# Exercise:
Would you transcribe all of the data exactly, down to the last character?
━━━ Records for the exercise ━━━
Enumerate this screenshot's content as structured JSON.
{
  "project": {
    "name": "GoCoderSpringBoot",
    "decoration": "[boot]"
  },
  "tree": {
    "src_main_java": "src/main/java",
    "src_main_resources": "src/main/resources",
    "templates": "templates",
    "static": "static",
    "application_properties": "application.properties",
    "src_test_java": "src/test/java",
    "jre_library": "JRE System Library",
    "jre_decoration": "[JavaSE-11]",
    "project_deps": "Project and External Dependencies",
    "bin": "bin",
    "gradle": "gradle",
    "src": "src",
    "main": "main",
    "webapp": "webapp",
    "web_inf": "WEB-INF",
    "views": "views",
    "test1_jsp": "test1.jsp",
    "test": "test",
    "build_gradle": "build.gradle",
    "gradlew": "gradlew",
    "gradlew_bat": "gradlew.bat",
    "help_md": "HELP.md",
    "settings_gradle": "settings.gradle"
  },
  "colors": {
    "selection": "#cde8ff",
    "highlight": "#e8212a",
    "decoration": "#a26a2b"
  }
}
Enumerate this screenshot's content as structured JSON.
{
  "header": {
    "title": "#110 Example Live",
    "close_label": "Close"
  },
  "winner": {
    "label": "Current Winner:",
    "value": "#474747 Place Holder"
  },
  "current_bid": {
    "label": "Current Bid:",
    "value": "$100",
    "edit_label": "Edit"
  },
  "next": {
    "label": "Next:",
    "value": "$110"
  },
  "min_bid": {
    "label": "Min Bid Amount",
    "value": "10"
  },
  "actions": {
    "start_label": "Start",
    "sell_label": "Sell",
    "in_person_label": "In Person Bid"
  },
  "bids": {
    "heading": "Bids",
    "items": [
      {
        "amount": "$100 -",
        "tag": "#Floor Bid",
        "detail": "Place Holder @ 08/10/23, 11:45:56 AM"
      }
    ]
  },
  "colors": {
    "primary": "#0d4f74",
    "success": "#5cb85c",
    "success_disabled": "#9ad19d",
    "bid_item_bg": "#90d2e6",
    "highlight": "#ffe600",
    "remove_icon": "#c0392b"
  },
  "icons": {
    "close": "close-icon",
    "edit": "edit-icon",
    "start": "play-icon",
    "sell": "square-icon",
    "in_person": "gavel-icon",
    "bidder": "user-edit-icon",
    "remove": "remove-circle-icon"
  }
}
━━━
# Written solution:
Enumerate this screenshot's content as structured JSON.
{
  "project": {
    "name": "GoCoderSpringBoot",
    "decoration": "[boot]"
  },
  "tree": {
    "src_main_java": "src/main/java",
    "src_main_resources": "src/main/resources",
    "templates": "templates",
    "static": "static",
    "application_properties": "application.properties",
    "src_test_java": "src/test/java",
    "jre_library": "JRE System Library",
    "jre_decoration": "[JavaSE-11]",
    "project_deps": "Project and External Dependencies",
    "bin": "bin",
    "gradle": "gradle",
    "src": "src",
    "main": "main",
    "webapp": "webapp",
    "web_inf": "WEB-INF",
    "views": "views",
    "test1_jsp": "test1.jsp",
    "test": "test",
    "build_gradle": "build.gradle",
    "gradlew": "gradlew",
    "gradlew_bat": "gradlew.bat",
    "help_md": "HELP.md",
    "settings_gradle": "settings.gradle"
  },
  "colors": {
    "selection": "#cde8ff",
    "highlight": "#e8212a",
    "decoration": "#a26a2b"
  }
}
Enumerate this screenshot's content as structured JSON.
{
  "header": {
    "title": "#110 Example Live",
    "close_label": "Close"
  },
  "winner": {
    "label": "Current Winner:",
    "value": "#474747 Place Holder"
  },
  "current_bid": {
    "label": "Current Bid:",
    "value": "$100",
    "edit_label": "Edit"
  },
  "next": {
    "label": "Next:",
    "value": "$110"
  },
  "min_bid": {
    "label": "Min Bid Amount",
    "value": "10"
  },
  "actions": {
    "start_label": "Start",
    "sell_label": "Sell",
    "in_person_label": "In Person Bid"
  },
  "bids": {
    "heading": "Bids",
    "items": [
      {
        "amount": "$100 -",
        "tag": "#Floor Bid",
        "detail": "Place Holder @ 08/10/23, 11:45:56 AM"
      }
    ]
  },
  "colors": {
    "primary": "#0d4f74",
    "success": "#5cb85c",
    "success_disabled": "#9ad19d",
    "bid_item_bg": "#90d2e6",
    "highlight": "#ffe600",
    "remove_icon": "#c0392b"
  },
  "icons": {
    "close": "close-icon",
    "edit": "edit-icon",
    "start": "play-icon",
    "sell": "square-icon",
    "in_person": "gavel-icon",
    "bidder": "user-edit-icon",
    "remove": "remove-circle-icon"
  }
}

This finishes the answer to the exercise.